-- Written request --
Return the material below line for line without changing any characters, and omit the pictures.

-- Source records --
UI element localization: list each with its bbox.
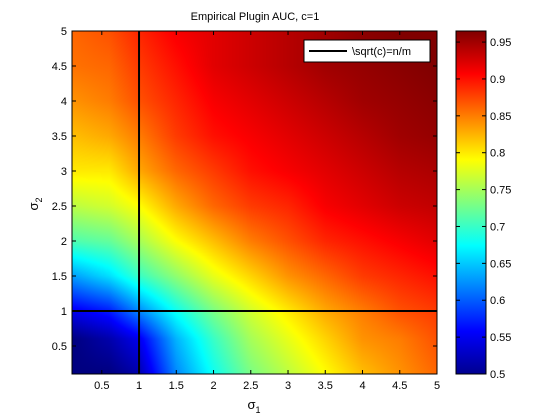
colorbar-tick-label: 0.6 bbox=[490, 295, 505, 307]
x-axis-label: σ1 bbox=[247, 397, 260, 415]
colorbar-tick-label: 0.7 bbox=[490, 221, 505, 233]
svg-text:σ1: σ1 bbox=[247, 397, 260, 415]
chart-title: Empirical Plugin AUC, c=1 bbox=[191, 11, 320, 23]
x-tick-label: 5 bbox=[434, 380, 440, 392]
plot-area: 0.5 1 1.5 2 2.5 3 3.5 4 4.5 5 0.5 1 1.5 2 2.5 3 3.5 4 4.5… bbox=[52, 26, 440, 392]
y-tick-label: 1 bbox=[61, 306, 67, 318]
x-tick-label: 4 bbox=[359, 380, 365, 392]
y-tick-label: 0.5 bbox=[52, 341, 67, 353]
colorbar-tick-label: 0.85 bbox=[490, 111, 511, 123]
y-axis-label: σ2 bbox=[26, 197, 44, 210]
x-axis-ticks: 0.5 1 1.5 2 2.5 3 3.5 4 4.5 5 bbox=[94, 31, 440, 392]
x-tick-label: 1 bbox=[136, 380, 142, 392]
y-tick-label: 5 bbox=[61, 26, 67, 38]
x-tick-label: 2 bbox=[210, 380, 216, 392]
heatmap-surface bbox=[72, 31, 437, 374]
colorbar-ticks: 0.5 0.55 0.6 0.65 0.7 0.75 0.8 0.85 0.9 0.95 bbox=[456, 37, 511, 381]
colorbar-tick-label: 0.95 bbox=[490, 37, 511, 49]
y-axis-label-subscript: 2 bbox=[34, 197, 44, 202]
colorbar-tick-label: 0.8 bbox=[490, 148, 505, 160]
legend-box bbox=[303, 39, 431, 63]
y-tick-label: 3 bbox=[61, 166, 67, 178]
legend-label: \sqrt(c)=n/m bbox=[352, 46, 411, 58]
colorbar-tick-label: 0.55 bbox=[490, 332, 511, 344]
x-axis-label-symbol: σ bbox=[247, 397, 255, 412]
colorbar-tick-label: 0.75 bbox=[490, 185, 511, 197]
svg-text:σ2: σ2 bbox=[26, 197, 44, 210]
y-tick-label: 1.5 bbox=[52, 271, 67, 283]
heatmap-image bbox=[72, 31, 437, 374]
plot-frame bbox=[71, 30, 438, 375]
y-tick-label: 4 bbox=[61, 96, 67, 108]
x-tick-label: 2.5 bbox=[243, 380, 258, 392]
y-axis-ticks: 0.5 1 1.5 2 2.5 3 3.5 4 4.5 5 bbox=[52, 26, 437, 353]
colorbar: 0.5 0.55 0.6 0.65 0.7 0.75 0.8 0.85 0.9 0.95 bbox=[455, 30, 511, 381]
y-tick-label: 3.5 bbox=[52, 131, 67, 143]
y-axis-label-symbol: σ bbox=[26, 202, 41, 210]
y-tick-label: 4.5 bbox=[52, 61, 67, 73]
x-tick-label: 3.5 bbox=[318, 380, 333, 392]
colorbar-tick-label: 0.5 bbox=[490, 369, 505, 381]
y-tick-label: 2.5 bbox=[52, 201, 67, 213]
x-tick-label: 0.5 bbox=[94, 380, 109, 392]
x-axis-label-subscript: 1 bbox=[256, 405, 261, 415]
x-tick-label: 4.5 bbox=[392, 380, 407, 392]
colorbar-tick-label: 0.65 bbox=[490, 258, 511, 270]
x-tick-label: 1.5 bbox=[169, 380, 184, 392]
legend[interactable]: \sqrt(c)=n/m bbox=[303, 39, 431, 63]
colorbar-tick-label: 0.9 bbox=[490, 74, 505, 86]
colorbar-gradient bbox=[455, 30, 487, 375]
y-tick-label: 2 bbox=[61, 236, 67, 248]
x-tick-label: 3 bbox=[285, 380, 291, 392]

-- Right answer --
UI element localization: list each with its bbox.
colorbar-tick-label: 0.6 bbox=[490, 295, 505, 307]
x-axis-label: σ1 bbox=[247, 397, 260, 415]
colorbar-tick-label: 0.7 bbox=[490, 221, 505, 233]
svg-text:σ1: σ1 bbox=[247, 397, 260, 415]
chart-title: Empirical Plugin AUC, c=1 bbox=[191, 11, 320, 23]
x-tick-label: 5 bbox=[434, 380, 440, 392]
plot-area: 0.5 1 1.5 2 2.5 3 3.5 4 4.5 5 0.5 1 1.5 2 2.5 3 3.5 4 4.5… bbox=[52, 26, 440, 392]
y-tick-label: 1 bbox=[61, 306, 67, 318]
x-tick-label: 4 bbox=[359, 380, 365, 392]
y-tick-label: 0.5 bbox=[52, 341, 67, 353]
colorbar-tick-label: 0.85 bbox=[490, 111, 511, 123]
y-axis-label: σ2 bbox=[26, 197, 44, 210]
x-axis-ticks: 0.5 1 1.5 2 2.5 3 3.5 4 4.5 5 bbox=[94, 31, 440, 392]
x-tick-label: 1 bbox=[136, 380, 142, 392]
y-tick-label: 5 bbox=[61, 26, 67, 38]
x-tick-label: 2 bbox=[210, 380, 216, 392]
heatmap-surface bbox=[72, 31, 437, 374]
colorbar-ticks: 0.5 0.55 0.6 0.65 0.7 0.75 0.8 0.85 0.9 0.95 bbox=[456, 37, 511, 381]
colorbar-tick-label: 0.95 bbox=[490, 37, 511, 49]
y-axis-label-subscript: 2 bbox=[34, 197, 44, 202]
colorbar-tick-label: 0.8 bbox=[490, 148, 505, 160]
legend-box bbox=[303, 39, 431, 63]
y-tick-label: 3 bbox=[61, 166, 67, 178]
legend-label: \sqrt(c)=n/m bbox=[352, 46, 411, 58]
colorbar-tick-label: 0.55 bbox=[490, 332, 511, 344]
x-axis-label-symbol: σ bbox=[247, 397, 255, 412]
colorbar-tick-label: 0.75 bbox=[490, 185, 511, 197]
svg-text:σ2: σ2 bbox=[26, 197, 44, 210]
y-tick-label: 1.5 bbox=[52, 271, 67, 283]
heatmap-image bbox=[72, 31, 437, 374]
plot-frame bbox=[71, 30, 438, 375]
y-tick-label: 4 bbox=[61, 96, 67, 108]
x-tick-label: 2.5 bbox=[243, 380, 258, 392]
y-axis-ticks: 0.5 1 1.5 2 2.5 3 3.5 4 4.5 5 bbox=[52, 26, 437, 353]
colorbar: 0.5 0.55 0.6 0.65 0.7 0.75 0.8 0.85 0.9 0.95 bbox=[455, 30, 511, 381]
y-tick-label: 3.5 bbox=[52, 131, 67, 143]
y-axis-label-symbol: σ bbox=[26, 202, 41, 210]
y-tick-label: 4.5 bbox=[52, 61, 67, 73]
x-tick-label: 3.5 bbox=[318, 380, 333, 392]
colorbar-tick-label: 0.5 bbox=[490, 369, 505, 381]
y-tick-label: 2.5 bbox=[52, 201, 67, 213]
x-tick-label: 0.5 bbox=[94, 380, 109, 392]
x-axis-label-subscript: 1 bbox=[256, 405, 261, 415]
x-tick-label: 4.5 bbox=[392, 380, 407, 392]
colorbar-tick-label: 0.65 bbox=[490, 258, 511, 270]
x-tick-label: 1.5 bbox=[169, 380, 184, 392]
legend[interactable]: \sqrt(c)=n/m bbox=[303, 39, 431, 63]
colorbar-tick-label: 0.9 bbox=[490, 74, 505, 86]
colorbar-gradient bbox=[455, 30, 487, 375]
y-tick-label: 2 bbox=[61, 236, 67, 248]
x-tick-label: 3 bbox=[285, 380, 291, 392]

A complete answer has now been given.